>> begin Stored rows

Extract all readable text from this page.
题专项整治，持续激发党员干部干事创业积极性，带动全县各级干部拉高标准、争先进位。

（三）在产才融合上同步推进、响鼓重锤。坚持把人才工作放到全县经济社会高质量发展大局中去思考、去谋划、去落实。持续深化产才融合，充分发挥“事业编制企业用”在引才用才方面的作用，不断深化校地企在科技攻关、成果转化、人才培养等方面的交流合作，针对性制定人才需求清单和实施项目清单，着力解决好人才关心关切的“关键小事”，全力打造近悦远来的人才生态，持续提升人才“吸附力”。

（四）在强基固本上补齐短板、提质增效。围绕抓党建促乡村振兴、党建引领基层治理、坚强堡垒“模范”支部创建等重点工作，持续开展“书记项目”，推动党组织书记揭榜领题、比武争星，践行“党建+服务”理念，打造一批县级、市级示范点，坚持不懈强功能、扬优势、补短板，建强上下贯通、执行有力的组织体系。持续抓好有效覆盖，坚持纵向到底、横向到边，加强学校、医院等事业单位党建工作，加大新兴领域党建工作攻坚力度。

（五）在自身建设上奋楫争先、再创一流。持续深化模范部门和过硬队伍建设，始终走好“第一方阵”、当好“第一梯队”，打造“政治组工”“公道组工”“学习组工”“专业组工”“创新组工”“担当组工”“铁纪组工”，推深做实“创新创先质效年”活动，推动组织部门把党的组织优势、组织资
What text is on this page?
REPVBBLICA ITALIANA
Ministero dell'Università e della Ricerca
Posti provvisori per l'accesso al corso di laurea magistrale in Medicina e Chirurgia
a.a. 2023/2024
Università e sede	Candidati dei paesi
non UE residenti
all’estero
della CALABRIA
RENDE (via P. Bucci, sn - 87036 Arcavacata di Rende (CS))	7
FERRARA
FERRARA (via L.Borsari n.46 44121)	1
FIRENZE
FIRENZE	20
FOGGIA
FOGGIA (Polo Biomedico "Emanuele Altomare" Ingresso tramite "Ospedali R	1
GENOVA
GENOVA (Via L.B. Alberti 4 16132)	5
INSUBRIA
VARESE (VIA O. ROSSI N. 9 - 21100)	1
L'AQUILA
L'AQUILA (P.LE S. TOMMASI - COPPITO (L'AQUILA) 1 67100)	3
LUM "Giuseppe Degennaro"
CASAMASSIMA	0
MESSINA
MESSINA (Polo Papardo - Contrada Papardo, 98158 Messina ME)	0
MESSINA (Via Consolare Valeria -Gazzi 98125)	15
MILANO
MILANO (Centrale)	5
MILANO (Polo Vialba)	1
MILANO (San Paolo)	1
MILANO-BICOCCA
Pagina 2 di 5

>> end Stored rows

Every line of the data above should be copied exactly.

Correct output:
Extract all readable text from this page.
题专项整治，持续激发党员干部干事创业积极性，带动全县各级干部拉高标准、争先进位。

（三）在产才融合上同步推进、响鼓重锤。坚持把人才工作放到全县经济社会高质量发展大局中去思考、去谋划、去落实。持续深化产才融合，充分发挥“事业编制企业用”在引才用才方面的作用，不断深化校地企在科技攻关、成果转化、人才培养等方面的交流合作，针对性制定人才需求清单和实施项目清单，着力解决好人才关心关切的“关键小事”，全力打造近悦远来的人才生态，持续提升人才“吸附力”。

（四）在强基固本上补齐短板、提质增效。围绕抓党建促乡村振兴、党建引领基层治理、坚强堡垒“模范”支部创建等重点工作，持续开展“书记项目”，推动党组织书记揭榜领题、比武争星，践行“党建+服务”理念，打造一批县级、市级示范点，坚持不懈强功能、扬优势、补短板，建强上下贯通、执行有力的组织体系。持续抓好有效覆盖，坚持纵向到底、横向到边，加强学校、医院等事业单位党建工作，加大新兴领域党建工作攻坚力度。

（五）在自身建设上奋楫争先、再创一流。持续深化模范部门和过硬队伍建设，始终走好“第一方阵”、当好“第一梯队”，打造“政治组工”“公道组工”“学习组工”“专业组工”“创新组工”“担当组工”“铁纪组工”，推深做实“创新创先质效年”活动，推动组织部门把党的组织优势、组织资
What text is on this page?
REPVBBLICA ITALIANA
Ministero dell'Università e della Ricerca
Posti provvisori per l'accesso al corso di laurea magistrale in Medicina e Chirurgia
a.a. 2023/2024
Università e sede	Candidati dei paesi
non UE residenti
all’estero
della CALABRIA
RENDE (via P. Bucci, sn - 87036 Arcavacata di Rende (CS))	7
FERRARA
FERRARA (via L.Borsari n.46 44121)	1
FIRENZE
FIRENZE	20
FOGGIA
FOGGIA (Polo Biomedico "Emanuele Altomare" Ingresso tramite "Ospedali R	1
GENOVA
GENOVA (Via L.B. Alberti 4 16132)	5
INSUBRIA
VARESE (VIA O. ROSSI N. 9 - 21100)	1
L'AQUILA
L'AQUILA (P.LE S. TOMMASI - COPPITO (L'AQUILA) 1 67100)	3
LUM "Giuseppe Degennaro"
CASAMASSIMA	0
MESSINA
MESSINA (Polo Papardo - Contrada Papardo, 98158 Messina ME)	0
MESSINA (Via Consolare Valeria -Gazzi 98125)	15
MILANO
MILANO (Centrale)	5
MILANO (Polo Vialba)	1
MILANO (San Paolo)	1
MILANO-BICOCCA
Pagina 2 di 5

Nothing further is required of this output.